(What the task asks)
Present the following entries again, word for word and in full.

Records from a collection
┏━━

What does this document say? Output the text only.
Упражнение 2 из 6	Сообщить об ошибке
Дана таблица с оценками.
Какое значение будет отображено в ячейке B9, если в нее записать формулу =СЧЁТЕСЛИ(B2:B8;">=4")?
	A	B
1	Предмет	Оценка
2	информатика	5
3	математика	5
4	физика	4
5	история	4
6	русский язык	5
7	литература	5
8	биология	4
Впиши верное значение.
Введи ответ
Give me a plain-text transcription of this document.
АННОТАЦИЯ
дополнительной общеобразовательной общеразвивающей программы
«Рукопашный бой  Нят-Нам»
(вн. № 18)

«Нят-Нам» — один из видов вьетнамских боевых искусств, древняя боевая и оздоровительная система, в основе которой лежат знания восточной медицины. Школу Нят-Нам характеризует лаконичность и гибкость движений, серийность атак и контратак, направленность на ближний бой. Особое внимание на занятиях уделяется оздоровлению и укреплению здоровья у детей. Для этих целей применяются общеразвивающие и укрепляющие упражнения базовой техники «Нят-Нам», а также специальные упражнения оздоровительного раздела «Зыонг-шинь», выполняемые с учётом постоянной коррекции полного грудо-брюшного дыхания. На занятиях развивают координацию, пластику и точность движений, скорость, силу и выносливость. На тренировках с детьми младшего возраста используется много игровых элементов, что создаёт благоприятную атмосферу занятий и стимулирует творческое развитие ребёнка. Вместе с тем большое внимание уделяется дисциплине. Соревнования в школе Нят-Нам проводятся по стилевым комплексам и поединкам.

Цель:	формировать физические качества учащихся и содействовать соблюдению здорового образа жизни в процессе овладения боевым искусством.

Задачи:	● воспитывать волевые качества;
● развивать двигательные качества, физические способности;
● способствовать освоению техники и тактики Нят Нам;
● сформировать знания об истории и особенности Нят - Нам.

┗━━

(Right answer)
What does this document say? Output the text only.
Упражнение 2 из 6	Сообщить об ошибке
Дана таблица с оценками.
Какое значение будет отображено в ячейке B9, если в нее записать формулу =СЧЁТЕСЛИ(B2:B8;">=4")?
	A	B
1	Предмет	Оценка
2	информатика	5
3	математика	5
4	физика	4
5	история	4
6	русский язык	5
7	литература	5
8	биология	4
Впиши верное значение.
Введи ответ
Give me a plain-text transcription of this document.
АННОТАЦИЯ
дополнительной общеобразовательной общеразвивающей программы
«Рукопашный бой  Нят-Нам»
(вн. № 18)

«Нят-Нам» — один из видов вьетнамских боевых искусств, древняя боевая и оздоровительная система, в основе которой лежат знания восточной медицины. Школу Нят-Нам характеризует лаконичность и гибкость движений, серийность атак и контратак, направленность на ближний бой. Особое внимание на занятиях уделяется оздоровлению и укреплению здоровья у детей. Для этих целей применяются общеразвивающие и укрепляющие упражнения базовой техники «Нят-Нам», а также специальные упражнения оздоровительного раздела «Зыонг-шинь», выполняемые с учётом постоянной коррекции полного грудо-брюшного дыхания. На занятиях развивают координацию, пластику и точность движений, скорость, силу и выносливость. На тренировках с детьми младшего возраста используется много игровых элементов, что создаёт благоприятную атмосферу занятий и стимулирует творческое развитие ребёнка. Вместе с тем большое внимание уделяется дисциплине. Соревнования в школе Нят-Нам проводятся по стилевым комплексам и поединкам.

Цель:	формировать физические качества учащихся и содействовать соблюдению здорового образа жизни в процессе овладения боевым искусством.

Задачи:	● воспитывать волевые качества;
● развивать двигательные качества, физические способности;
● способствовать освоению техники и тактики Нят Нам;
● сформировать знания об истории и особенности Нят - Нам.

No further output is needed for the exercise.